> [TASK]: Below are some records; return each one exactly.

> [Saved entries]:
______
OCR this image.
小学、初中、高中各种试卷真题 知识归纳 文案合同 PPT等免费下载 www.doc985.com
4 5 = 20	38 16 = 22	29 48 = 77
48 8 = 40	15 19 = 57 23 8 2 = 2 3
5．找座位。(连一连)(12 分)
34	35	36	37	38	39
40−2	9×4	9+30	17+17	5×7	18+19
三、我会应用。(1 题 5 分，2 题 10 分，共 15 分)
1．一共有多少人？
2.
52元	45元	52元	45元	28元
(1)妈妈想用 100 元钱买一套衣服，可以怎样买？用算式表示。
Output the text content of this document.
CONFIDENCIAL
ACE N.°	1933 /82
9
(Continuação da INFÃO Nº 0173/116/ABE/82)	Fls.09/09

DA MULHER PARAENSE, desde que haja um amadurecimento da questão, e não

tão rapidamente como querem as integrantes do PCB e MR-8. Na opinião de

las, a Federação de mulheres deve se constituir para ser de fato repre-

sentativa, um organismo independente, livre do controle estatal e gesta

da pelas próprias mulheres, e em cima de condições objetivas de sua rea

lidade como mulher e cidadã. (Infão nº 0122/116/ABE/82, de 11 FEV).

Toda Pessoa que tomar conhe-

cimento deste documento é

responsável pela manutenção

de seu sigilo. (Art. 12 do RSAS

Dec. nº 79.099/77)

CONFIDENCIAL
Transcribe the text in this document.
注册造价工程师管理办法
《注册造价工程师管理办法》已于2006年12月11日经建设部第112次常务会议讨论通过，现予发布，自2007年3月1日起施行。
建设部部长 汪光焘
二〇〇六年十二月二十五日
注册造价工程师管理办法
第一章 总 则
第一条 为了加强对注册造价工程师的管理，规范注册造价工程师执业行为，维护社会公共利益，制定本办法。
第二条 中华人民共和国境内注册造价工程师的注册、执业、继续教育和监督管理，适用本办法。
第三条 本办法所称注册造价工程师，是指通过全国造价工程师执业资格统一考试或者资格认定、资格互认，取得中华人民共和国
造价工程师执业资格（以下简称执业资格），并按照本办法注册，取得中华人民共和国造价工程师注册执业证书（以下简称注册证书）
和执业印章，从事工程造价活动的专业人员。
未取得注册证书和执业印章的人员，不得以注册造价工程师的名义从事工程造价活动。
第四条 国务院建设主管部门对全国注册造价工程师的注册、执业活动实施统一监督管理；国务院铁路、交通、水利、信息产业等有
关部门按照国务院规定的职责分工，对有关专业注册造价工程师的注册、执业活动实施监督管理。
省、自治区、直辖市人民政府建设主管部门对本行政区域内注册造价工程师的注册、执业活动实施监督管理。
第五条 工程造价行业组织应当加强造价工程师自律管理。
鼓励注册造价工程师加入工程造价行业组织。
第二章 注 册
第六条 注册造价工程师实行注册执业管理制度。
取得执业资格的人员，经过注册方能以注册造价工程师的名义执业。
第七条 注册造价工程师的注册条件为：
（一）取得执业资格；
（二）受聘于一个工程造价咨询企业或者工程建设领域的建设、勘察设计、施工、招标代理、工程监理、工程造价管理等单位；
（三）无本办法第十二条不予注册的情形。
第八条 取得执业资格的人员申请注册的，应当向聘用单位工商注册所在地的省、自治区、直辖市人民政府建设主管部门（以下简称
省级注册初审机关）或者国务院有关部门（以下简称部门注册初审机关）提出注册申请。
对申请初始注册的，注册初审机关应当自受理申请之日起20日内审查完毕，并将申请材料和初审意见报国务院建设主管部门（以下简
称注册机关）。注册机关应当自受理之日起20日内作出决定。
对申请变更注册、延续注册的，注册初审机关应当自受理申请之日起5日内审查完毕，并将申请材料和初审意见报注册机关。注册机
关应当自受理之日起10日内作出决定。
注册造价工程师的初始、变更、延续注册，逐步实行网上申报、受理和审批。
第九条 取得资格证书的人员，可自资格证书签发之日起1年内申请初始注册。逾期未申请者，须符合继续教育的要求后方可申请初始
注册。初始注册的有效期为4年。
______
> [SOLVED EXERCISE]:
OCR this image.
小学、初中、高中各种试卷真题 知识归纳 文案合同 PPT等免费下载 www.doc985.com
4 5 = 20	38 16 = 22	29 48 = 77
48 8 = 40	15 19 = 57 23 8 2 = 2 3
5．找座位。(连一连)(12 分)
34	35	36	37	38	39
40−2	9×4	9+30	17+17	5×7	18+19
三、我会应用。(1 题 5 分，2 题 10 分，共 15 分)
1．一共有多少人？
2.
52元	45元	52元	45元	28元
(1)妈妈想用 100 元钱买一套衣服，可以怎样买？用算式表示。
Output the text content of this document.
CONFIDENCIAL
ACE N.°	1933 /82
9
(Continuação da INFÃO Nº 0173/116/ABE/82)	Fls.09/09

DA MULHER PARAENSE, desde que haja um amadurecimento da questão, e não

tão rapidamente como querem as integrantes do PCB e MR-8. Na opinião de

las, a Federação de mulheres deve se constituir para ser de fato repre-

sentativa, um organismo independente, livre do controle estatal e gesta

da pelas próprias mulheres, e em cima de condições objetivas de sua rea

lidade como mulher e cidadã. (Infão nº 0122/116/ABE/82, de 11 FEV).

Toda Pessoa que tomar conhe-

cimento deste documento é

responsável pela manutenção

de seu sigilo. (Art. 12 do RSAS

Dec. nº 79.099/77)

CONFIDENCIAL
Transcribe the text in this document.
注册造价工程师管理办法
《注册造价工程师管理办法》已于2006年12月11日经建设部第112次常务会议讨论通过，现予发布，自2007年3月1日起施行。
建设部部长 汪光焘
二〇〇六年十二月二十五日
注册造价工程师管理办法
第一章 总 则
第一条 为了加强对注册造价工程师的管理，规范注册造价工程师执业行为，维护社会公共利益，制定本办法。
第二条 中华人民共和国境内注册造价工程师的注册、执业、继续教育和监督管理，适用本办法。
第三条 本办法所称注册造价工程师，是指通过全国造价工程师执业资格统一考试或者资格认定、资格互认，取得中华人民共和国
造价工程师执业资格（以下简称执业资格），并按照本办法注册，取得中华人民共和国造价工程师注册执业证书（以下简称注册证书）
和执业印章，从事工程造价活动的专业人员。
未取得注册证书和执业印章的人员，不得以注册造价工程师的名义从事工程造价活动。
第四条 国务院建设主管部门对全国注册造价工程师的注册、执业活动实施统一监督管理；国务院铁路、交通、水利、信息产业等有
关部门按照国务院规定的职责分工，对有关专业注册造价工程师的注册、执业活动实施监督管理。
省、自治区、直辖市人民政府建设主管部门对本行政区域内注册造价工程师的注册、执业活动实施监督管理。
第五条 工程造价行业组织应当加强造价工程师自律管理。
鼓励注册造价工程师加入工程造价行业组织。
第二章 注 册
第六条 注册造价工程师实行注册执业管理制度。
取得执业资格的人员，经过注册方能以注册造价工程师的名义执业。
第七条 注册造价工程师的注册条件为：
（一）取得执业资格；
（二）受聘于一个工程造价咨询企业或者工程建设领域的建设、勘察设计、施工、招标代理、工程监理、工程造价管理等单位；
（三）无本办法第十二条不予注册的情形。
第八条 取得执业资格的人员申请注册的，应当向聘用单位工商注册所在地的省、自治区、直辖市人民政府建设主管部门（以下简称
省级注册初审机关）或者国务院有关部门（以下简称部门注册初审机关）提出注册申请。
对申请初始注册的，注册初审机关应当自受理申请之日起20日内审查完毕，并将申请材料和初审意见报国务院建设主管部门（以下简
称注册机关）。注册机关应当自受理之日起20日内作出决定。
对申请变更注册、延续注册的，注册初审机关应当自受理申请之日起5日内审查完毕，并将申请材料和初审意见报注册机关。注册机
关应当自受理之日起10日内作出决定。
注册造价工程师的初始、变更、延续注册，逐步实行网上申报、受理和审批。
第九条 取得资格证书的人员，可自资格证书签发之日起1年内申请初始注册。逾期未申请者，须符合继续教育的要求后方可申请初始
注册。初始注册的有效期为4年。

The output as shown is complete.